* start Records for this task *

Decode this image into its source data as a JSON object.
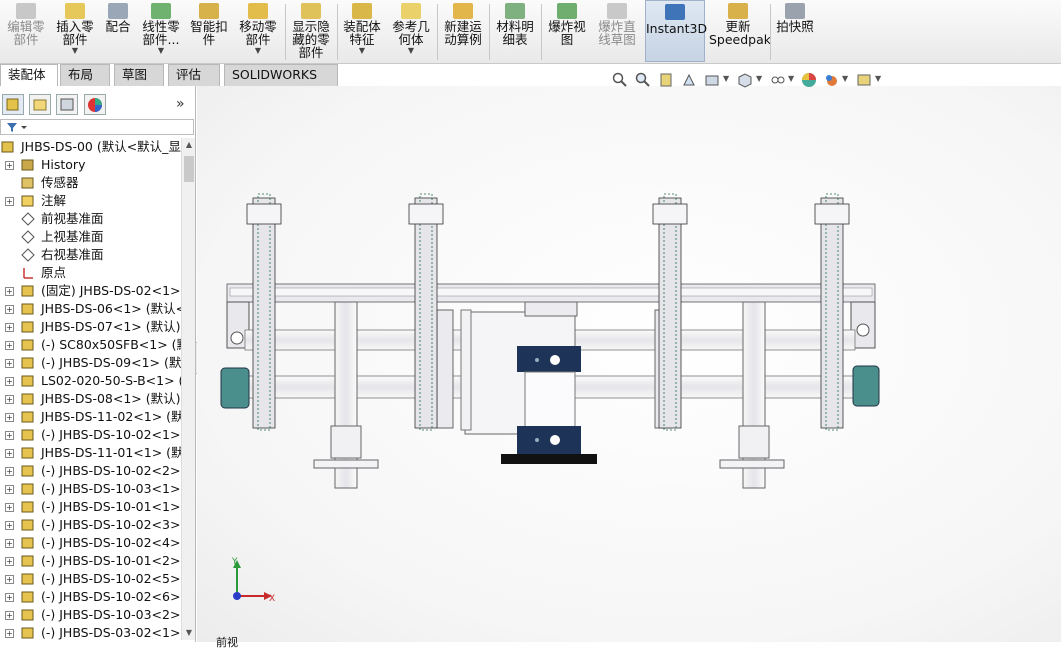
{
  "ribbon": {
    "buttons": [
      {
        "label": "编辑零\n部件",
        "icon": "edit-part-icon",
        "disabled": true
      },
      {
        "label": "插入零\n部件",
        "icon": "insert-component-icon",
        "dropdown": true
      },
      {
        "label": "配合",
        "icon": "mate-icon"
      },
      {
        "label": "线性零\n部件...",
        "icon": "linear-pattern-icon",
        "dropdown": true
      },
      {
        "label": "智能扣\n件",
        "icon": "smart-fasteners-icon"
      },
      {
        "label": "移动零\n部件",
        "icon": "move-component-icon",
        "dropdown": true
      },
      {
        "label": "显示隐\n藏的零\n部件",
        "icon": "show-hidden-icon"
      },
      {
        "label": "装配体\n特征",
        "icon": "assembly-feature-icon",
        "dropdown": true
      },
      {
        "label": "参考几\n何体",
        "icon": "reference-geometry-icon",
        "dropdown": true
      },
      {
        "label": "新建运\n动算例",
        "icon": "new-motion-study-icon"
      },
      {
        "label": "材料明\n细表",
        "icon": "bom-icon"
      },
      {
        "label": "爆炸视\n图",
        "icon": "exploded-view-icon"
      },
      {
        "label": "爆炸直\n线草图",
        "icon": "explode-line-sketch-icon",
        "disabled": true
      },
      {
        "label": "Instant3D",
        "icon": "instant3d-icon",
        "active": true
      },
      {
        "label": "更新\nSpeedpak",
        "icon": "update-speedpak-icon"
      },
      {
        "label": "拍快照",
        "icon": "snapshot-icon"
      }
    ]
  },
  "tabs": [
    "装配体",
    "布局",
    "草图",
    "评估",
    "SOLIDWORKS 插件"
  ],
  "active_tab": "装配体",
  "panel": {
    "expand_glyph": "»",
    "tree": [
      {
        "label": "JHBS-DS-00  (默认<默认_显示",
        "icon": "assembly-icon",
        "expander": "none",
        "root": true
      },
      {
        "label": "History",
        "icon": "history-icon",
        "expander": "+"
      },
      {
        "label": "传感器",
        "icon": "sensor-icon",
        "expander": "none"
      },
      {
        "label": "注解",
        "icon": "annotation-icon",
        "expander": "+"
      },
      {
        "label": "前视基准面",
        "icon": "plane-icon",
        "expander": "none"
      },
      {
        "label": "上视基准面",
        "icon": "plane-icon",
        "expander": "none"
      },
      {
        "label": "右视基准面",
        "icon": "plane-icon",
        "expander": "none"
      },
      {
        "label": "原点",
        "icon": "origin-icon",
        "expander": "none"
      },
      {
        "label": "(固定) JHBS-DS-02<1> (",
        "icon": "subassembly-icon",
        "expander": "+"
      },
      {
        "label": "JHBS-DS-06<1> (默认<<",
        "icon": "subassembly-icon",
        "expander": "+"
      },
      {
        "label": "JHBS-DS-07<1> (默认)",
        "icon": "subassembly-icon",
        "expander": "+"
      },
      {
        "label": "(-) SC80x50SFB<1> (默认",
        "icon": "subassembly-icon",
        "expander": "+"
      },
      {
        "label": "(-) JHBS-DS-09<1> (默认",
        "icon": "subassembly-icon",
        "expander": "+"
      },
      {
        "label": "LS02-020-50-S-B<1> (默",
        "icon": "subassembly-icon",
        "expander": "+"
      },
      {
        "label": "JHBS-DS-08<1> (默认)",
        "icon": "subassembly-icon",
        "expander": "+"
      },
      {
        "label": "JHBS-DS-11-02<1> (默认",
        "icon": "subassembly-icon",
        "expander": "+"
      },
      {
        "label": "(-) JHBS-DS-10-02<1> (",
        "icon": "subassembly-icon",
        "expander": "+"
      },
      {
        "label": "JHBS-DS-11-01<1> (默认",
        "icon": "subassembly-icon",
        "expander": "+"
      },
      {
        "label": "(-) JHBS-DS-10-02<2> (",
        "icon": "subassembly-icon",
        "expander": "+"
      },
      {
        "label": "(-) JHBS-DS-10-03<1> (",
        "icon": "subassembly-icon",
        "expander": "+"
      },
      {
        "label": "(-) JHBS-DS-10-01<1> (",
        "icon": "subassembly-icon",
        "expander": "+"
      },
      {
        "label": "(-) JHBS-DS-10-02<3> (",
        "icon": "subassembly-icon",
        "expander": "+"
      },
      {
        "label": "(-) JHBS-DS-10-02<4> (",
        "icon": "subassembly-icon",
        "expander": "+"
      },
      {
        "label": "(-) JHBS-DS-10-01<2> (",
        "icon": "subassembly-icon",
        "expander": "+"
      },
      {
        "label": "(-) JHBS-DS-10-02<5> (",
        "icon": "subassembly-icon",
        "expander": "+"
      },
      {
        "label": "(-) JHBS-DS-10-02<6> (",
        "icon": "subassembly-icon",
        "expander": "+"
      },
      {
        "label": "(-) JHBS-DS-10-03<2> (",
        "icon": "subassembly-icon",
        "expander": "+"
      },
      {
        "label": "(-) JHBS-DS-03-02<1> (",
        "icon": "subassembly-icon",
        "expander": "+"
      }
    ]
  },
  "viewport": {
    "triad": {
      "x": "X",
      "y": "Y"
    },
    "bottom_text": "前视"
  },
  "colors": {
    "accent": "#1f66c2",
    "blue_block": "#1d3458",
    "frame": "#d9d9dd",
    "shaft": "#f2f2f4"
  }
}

* end Records for this task *

▸ **Goal of the exercise**
Each line in the entries above that includes the string "component" should be extracted.

▸ **Correct response**
        "icon": "insert-component-icon",
        "icon": "move-component-icon",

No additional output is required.